▶ [Records for this exercise]
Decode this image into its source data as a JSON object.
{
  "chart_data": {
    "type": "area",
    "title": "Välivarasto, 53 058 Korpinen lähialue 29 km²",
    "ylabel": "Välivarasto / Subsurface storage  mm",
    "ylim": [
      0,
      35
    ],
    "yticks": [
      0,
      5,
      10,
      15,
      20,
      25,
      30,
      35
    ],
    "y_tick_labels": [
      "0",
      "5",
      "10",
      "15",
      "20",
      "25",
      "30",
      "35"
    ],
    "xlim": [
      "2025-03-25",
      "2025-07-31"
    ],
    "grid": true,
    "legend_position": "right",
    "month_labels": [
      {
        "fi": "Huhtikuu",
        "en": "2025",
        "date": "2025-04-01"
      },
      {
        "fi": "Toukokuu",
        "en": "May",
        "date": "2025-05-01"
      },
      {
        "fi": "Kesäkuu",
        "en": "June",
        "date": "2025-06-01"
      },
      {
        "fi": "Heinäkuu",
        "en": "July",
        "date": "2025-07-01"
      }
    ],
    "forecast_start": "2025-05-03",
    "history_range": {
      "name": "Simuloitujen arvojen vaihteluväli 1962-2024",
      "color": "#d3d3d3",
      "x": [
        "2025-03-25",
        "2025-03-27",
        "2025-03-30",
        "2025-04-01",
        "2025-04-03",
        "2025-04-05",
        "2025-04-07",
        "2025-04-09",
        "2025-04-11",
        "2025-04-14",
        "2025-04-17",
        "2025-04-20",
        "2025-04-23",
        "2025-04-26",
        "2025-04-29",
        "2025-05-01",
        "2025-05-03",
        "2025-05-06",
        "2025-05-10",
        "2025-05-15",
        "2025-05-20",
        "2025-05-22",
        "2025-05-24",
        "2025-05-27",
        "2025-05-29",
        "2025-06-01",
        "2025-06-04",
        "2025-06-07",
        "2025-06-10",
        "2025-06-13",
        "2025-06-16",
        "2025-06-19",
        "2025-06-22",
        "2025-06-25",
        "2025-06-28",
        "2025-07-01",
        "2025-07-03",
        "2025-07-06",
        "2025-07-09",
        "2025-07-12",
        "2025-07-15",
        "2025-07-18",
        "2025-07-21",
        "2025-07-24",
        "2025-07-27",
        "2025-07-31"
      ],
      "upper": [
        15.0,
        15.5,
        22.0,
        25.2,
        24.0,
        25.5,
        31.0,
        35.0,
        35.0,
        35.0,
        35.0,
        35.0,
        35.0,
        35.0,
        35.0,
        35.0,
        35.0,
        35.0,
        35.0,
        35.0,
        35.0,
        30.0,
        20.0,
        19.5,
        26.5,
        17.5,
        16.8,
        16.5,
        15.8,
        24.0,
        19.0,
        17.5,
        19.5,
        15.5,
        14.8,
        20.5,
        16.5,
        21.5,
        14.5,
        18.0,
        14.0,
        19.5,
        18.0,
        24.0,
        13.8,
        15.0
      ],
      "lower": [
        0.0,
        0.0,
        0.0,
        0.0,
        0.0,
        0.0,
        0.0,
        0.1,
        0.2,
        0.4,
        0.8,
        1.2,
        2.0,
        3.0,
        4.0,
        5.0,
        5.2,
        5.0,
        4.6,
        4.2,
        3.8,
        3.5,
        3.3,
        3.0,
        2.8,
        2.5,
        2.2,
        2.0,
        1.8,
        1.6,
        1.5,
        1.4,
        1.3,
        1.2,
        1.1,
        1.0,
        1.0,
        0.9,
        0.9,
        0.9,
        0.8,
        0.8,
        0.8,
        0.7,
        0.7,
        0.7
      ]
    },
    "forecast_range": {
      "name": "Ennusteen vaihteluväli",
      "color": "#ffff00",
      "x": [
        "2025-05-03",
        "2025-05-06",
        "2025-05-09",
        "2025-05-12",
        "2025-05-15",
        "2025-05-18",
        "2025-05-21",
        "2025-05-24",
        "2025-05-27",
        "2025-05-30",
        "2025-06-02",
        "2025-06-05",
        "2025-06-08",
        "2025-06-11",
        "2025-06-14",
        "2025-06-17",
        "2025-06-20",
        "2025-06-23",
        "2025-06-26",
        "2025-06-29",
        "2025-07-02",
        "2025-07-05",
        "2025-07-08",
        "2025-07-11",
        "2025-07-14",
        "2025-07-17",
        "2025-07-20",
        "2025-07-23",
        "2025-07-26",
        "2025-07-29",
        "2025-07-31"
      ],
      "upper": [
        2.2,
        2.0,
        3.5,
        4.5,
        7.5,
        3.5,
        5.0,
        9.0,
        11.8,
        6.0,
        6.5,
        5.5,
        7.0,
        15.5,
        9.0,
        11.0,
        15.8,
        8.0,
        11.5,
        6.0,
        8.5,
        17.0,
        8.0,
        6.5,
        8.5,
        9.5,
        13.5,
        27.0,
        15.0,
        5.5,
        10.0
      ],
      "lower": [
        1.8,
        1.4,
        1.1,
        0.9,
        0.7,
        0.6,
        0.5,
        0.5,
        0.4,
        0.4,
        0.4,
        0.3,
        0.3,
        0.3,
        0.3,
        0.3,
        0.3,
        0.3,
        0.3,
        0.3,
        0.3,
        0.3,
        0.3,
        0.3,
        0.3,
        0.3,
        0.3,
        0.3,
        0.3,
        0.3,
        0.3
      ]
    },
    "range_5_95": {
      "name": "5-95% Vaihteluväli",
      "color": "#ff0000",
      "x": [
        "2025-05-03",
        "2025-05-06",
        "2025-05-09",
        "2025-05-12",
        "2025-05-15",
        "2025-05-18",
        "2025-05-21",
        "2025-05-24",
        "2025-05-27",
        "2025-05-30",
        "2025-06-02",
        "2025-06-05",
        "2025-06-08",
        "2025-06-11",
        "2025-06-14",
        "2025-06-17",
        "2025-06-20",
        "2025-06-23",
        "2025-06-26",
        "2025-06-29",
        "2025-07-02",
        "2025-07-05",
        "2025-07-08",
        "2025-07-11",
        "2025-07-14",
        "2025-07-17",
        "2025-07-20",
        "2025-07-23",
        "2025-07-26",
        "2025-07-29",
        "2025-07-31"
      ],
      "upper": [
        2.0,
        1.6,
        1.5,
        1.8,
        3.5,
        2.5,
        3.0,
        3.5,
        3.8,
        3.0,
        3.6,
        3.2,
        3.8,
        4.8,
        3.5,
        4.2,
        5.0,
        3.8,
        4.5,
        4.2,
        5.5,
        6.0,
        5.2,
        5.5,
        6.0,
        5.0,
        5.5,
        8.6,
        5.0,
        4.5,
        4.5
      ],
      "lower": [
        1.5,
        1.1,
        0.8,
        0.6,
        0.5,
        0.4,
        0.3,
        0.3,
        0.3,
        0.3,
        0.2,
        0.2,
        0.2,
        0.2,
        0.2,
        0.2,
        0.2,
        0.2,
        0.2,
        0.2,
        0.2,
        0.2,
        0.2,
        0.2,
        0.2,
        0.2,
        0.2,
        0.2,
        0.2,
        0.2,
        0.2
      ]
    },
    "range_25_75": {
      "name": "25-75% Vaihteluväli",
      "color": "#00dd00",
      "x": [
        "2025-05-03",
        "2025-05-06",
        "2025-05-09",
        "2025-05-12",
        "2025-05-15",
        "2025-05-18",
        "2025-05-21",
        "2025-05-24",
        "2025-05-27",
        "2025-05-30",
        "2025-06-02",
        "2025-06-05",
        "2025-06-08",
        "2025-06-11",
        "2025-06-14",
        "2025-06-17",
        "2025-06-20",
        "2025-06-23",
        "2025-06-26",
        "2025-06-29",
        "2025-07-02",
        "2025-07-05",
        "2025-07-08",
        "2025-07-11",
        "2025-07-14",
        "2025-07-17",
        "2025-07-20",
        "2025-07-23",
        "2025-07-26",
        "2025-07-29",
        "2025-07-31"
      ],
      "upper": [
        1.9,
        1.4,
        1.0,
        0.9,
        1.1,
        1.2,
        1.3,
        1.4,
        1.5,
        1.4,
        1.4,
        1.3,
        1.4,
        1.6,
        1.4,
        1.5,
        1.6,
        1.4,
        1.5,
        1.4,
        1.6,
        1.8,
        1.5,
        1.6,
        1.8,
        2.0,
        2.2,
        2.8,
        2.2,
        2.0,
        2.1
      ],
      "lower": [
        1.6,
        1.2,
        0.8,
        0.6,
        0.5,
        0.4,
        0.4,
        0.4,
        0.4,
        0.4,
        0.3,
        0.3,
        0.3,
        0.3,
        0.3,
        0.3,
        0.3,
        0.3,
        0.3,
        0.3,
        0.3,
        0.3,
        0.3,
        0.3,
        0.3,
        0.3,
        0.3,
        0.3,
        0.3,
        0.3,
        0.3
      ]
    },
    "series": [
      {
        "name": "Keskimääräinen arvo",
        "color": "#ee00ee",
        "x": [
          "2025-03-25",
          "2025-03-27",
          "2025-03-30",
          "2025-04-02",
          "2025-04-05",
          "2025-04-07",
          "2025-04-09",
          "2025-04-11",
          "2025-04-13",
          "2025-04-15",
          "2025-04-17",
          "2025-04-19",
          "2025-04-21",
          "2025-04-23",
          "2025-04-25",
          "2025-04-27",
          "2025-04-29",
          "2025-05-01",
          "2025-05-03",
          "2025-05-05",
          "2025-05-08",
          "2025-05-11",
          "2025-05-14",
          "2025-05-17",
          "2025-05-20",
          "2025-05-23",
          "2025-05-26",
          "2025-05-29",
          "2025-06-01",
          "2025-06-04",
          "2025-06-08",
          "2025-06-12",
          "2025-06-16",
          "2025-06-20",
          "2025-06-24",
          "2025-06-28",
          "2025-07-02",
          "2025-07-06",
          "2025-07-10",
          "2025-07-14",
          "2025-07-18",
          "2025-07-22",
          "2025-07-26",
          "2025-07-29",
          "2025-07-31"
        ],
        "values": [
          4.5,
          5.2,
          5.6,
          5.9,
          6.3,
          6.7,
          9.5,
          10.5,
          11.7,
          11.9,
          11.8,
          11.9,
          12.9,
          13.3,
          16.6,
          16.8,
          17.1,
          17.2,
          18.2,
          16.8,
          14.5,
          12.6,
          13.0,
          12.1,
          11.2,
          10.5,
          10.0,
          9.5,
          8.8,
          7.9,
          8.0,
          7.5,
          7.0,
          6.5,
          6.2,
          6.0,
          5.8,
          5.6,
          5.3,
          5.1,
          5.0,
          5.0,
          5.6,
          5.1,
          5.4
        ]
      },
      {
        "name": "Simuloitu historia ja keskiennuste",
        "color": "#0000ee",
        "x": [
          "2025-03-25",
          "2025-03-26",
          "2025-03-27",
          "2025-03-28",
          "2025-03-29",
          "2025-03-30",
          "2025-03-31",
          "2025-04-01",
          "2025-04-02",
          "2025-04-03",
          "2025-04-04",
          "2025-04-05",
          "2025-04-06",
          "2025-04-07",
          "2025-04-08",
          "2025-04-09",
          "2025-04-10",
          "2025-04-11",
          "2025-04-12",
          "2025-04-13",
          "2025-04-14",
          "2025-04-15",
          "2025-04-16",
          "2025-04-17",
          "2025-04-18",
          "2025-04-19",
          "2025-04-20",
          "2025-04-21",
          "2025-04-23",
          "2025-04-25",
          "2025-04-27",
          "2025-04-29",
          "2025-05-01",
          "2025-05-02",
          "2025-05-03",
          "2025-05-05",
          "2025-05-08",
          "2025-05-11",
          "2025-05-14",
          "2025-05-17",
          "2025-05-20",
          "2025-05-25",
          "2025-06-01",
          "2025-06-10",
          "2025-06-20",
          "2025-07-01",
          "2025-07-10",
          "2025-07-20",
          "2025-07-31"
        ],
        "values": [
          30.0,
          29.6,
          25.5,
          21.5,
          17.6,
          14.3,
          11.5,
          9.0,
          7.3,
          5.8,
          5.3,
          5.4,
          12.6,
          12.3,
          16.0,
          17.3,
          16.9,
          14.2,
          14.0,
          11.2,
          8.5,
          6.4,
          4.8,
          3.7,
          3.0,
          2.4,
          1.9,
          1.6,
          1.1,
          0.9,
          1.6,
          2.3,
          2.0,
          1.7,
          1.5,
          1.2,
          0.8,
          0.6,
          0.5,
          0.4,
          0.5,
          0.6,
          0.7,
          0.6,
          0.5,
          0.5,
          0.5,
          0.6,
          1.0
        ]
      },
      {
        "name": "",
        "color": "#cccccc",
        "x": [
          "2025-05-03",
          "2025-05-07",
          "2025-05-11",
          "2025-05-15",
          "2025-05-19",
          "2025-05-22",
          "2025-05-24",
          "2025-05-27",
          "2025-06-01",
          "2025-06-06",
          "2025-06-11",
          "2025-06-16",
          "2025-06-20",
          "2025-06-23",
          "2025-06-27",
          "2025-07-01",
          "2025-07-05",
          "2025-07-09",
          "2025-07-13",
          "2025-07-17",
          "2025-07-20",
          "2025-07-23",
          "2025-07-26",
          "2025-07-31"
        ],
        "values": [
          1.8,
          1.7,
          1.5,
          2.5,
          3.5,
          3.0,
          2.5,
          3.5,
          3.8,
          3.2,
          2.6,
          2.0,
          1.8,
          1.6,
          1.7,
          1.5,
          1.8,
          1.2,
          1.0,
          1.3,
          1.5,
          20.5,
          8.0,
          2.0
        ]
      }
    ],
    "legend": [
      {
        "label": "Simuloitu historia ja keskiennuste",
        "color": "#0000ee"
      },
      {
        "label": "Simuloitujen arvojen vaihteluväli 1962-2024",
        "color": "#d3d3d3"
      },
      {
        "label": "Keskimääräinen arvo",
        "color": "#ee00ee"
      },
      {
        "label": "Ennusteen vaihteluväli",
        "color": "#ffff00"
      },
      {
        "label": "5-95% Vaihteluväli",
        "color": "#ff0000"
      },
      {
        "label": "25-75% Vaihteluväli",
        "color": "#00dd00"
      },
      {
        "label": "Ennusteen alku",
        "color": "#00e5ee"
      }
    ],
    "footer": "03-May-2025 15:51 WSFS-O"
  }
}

▶ [Exercise aim] Go through the listing above and list every line that has the word "date".

▶ [Task result]
        "date": "2025-04-01"
        "date": "2025-05-01"
        "date": "2025-06-01"
        "date": "2025-07-01"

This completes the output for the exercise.